Stored data entries =
—————

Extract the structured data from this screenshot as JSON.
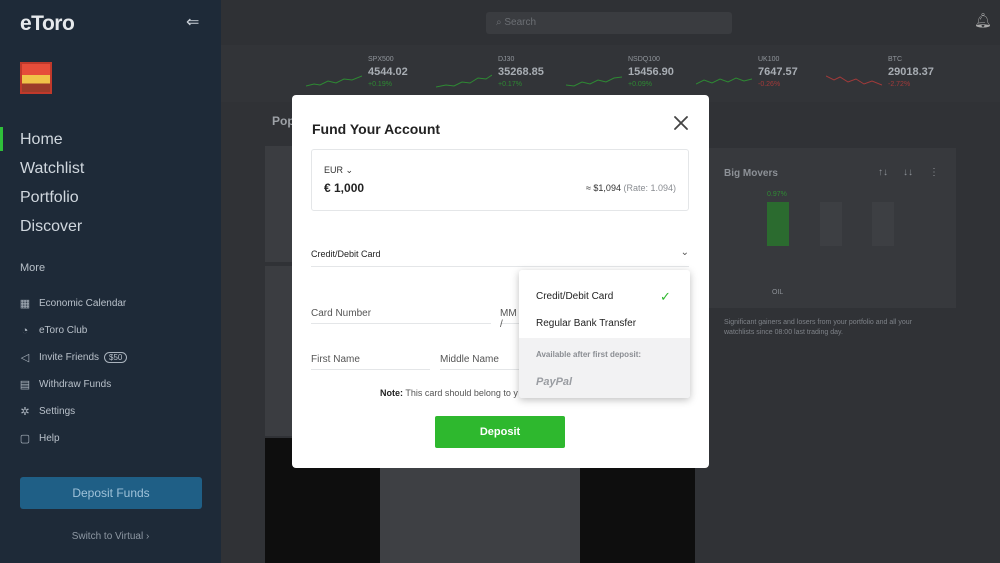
{
  "sidebar": {
    "logo": "eToro",
    "nav": [
      "Home",
      "Watchlist",
      "Portfolio",
      "Discover"
    ],
    "more_title": "More",
    "more": [
      {
        "icon": "calendar-icon",
        "glyph": "▦",
        "label": "Economic Calendar"
      },
      {
        "icon": "club-icon",
        "glyph": "◔",
        "label": "eToro Club"
      },
      {
        "icon": "megaphone-icon",
        "glyph": "◁",
        "label": "Invite Friends",
        "badge": "$50"
      },
      {
        "icon": "wallet-icon",
        "glyph": "▤",
        "label": "Withdraw Funds"
      },
      {
        "icon": "gear-icon",
        "glyph": "✲",
        "label": "Settings"
      },
      {
        "icon": "help-icon",
        "glyph": "▢",
        "label": "Help"
      }
    ],
    "deposit_funds": "Deposit Funds",
    "switch_virtual": "Switch to Virtual ›"
  },
  "topbar": {
    "search_placeholder": "Search"
  },
  "tickers": [
    {
      "symbol": "SPX500",
      "price": "4544.02",
      "change": "+0.19%",
      "trend": "up"
    },
    {
      "symbol": "DJ30",
      "price": "35268.85",
      "change": "+0.17%",
      "trend": "up"
    },
    {
      "symbol": "NSDQ100",
      "price": "15456.90",
      "change": "+0.09%",
      "trend": "up"
    },
    {
      "symbol": "UK100",
      "price": "7647.57",
      "change": "-0.26%",
      "trend": "down"
    },
    {
      "symbol": "BTC",
      "price": "29018.37",
      "change": "-2.72%",
      "trend": "down"
    }
  ],
  "background": {
    "popular_label": "Pop",
    "movers_title": "Big Movers",
    "mover_pct": "0.97%",
    "mover_label": "OIL",
    "movers_note": "Significant gainers and losers from your portfolio and all your watchlists since 08:00 last trading day."
  },
  "modal": {
    "title": "Fund Your Account",
    "currency": "EUR",
    "amount": "€ 1,000",
    "converted": "≈ $1,094",
    "rate": "(Rate: 1.094)",
    "method_selected": "Credit/Debit Card",
    "card_number_placeholder": "Card Number",
    "expiry_placeholder": "MM /",
    "first_name_placeholder": "First Name",
    "middle_name_placeholder": "Middle Name",
    "note_bold": "Note:",
    "note_text": "This card should belong to y",
    "deposit_button": "Deposit"
  },
  "dropdown": {
    "options": [
      "Credit/Debit Card",
      "Regular Bank Transfer"
    ],
    "selected_index": 0,
    "available_after": "Available after first deposit:",
    "paypal": "PayPal"
  },
  "colors": {
    "accent_green": "#2eb82e",
    "sidebar_bg": "#1e2a38",
    "modal_bg": "#ffffff",
    "negative": "#d23a3a"
  }
}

—————

To be done =
Without the pictures, write out all of the material exactly.

The completed task =
Extract the structured data from this screenshot as JSON.
{
  "sidebar": {
    "logo": "eToro",
    "nav": [
      "Home",
      "Watchlist",
      "Portfolio",
      "Discover"
    ],
    "more_title": "More",
    "more": [
      {
        "icon": "calendar-icon",
        "glyph": "▦",
        "label": "Economic Calendar"
      },
      {
        "icon": "club-icon",
        "glyph": "◔",
        "label": "eToro Club"
      },
      {
        "icon": "megaphone-icon",
        "glyph": "◁",
        "label": "Invite Friends",
        "badge": "$50"
      },
      {
        "icon": "wallet-icon",
        "glyph": "▤",
        "label": "Withdraw Funds"
      },
      {
        "icon": "gear-icon",
        "glyph": "✲",
        "label": "Settings"
      },
      {
        "icon": "help-icon",
        "glyph": "▢",
        "label": "Help"
      }
    ],
    "deposit_funds": "Deposit Funds",
    "switch_virtual": "Switch to Virtual ›"
  },
  "topbar": {
    "search_placeholder": "Search"
  },
  "tickers": [
    {
      "symbol": "SPX500",
      "price": "4544.02",
      "change": "+0.19%",
      "trend": "up"
    },
    {
      "symbol": "DJ30",
      "price": "35268.85",
      "change": "+0.17%",
      "trend": "up"
    },
    {
      "symbol": "NSDQ100",
      "price": "15456.90",
      "change": "+0.09%",
      "trend": "up"
    },
    {
      "symbol": "UK100",
      "price": "7647.57",
      "change": "-0.26%",
      "trend": "down"
    },
    {
      "symbol": "BTC",
      "price": "29018.37",
      "change": "-2.72%",
      "trend": "down"
    }
  ],
  "background": {
    "popular_label": "Pop",
    "movers_title": "Big Movers",
    "mover_pct": "0.97%",
    "mover_label": "OIL",
    "movers_note": "Significant gainers and losers from your portfolio and all your watchlists since 08:00 last trading day."
  },
  "modal": {
    "title": "Fund Your Account",
    "currency": "EUR",
    "amount": "€ 1,000",
    "converted": "≈ $1,094",
    "rate": "(Rate: 1.094)",
    "method_selected": "Credit/Debit Card",
    "card_number_placeholder": "Card Number",
    "expiry_placeholder": "MM /",
    "first_name_placeholder": "First Name",
    "middle_name_placeholder": "Middle Name",
    "note_bold": "Note:",
    "note_text": "This card should belong to y",
    "deposit_button": "Deposit"
  },
  "dropdown": {
    "options": [
      "Credit/Debit Card",
      "Regular Bank Transfer"
    ],
    "selected_index": 0,
    "available_after": "Available after first deposit:",
    "paypal": "PayPal"
  },
  "colors": {
    "accent_green": "#2eb82e",
    "sidebar_bg": "#1e2a38",
    "modal_bg": "#ffffff",
    "negative": "#d23a3a"
  }
}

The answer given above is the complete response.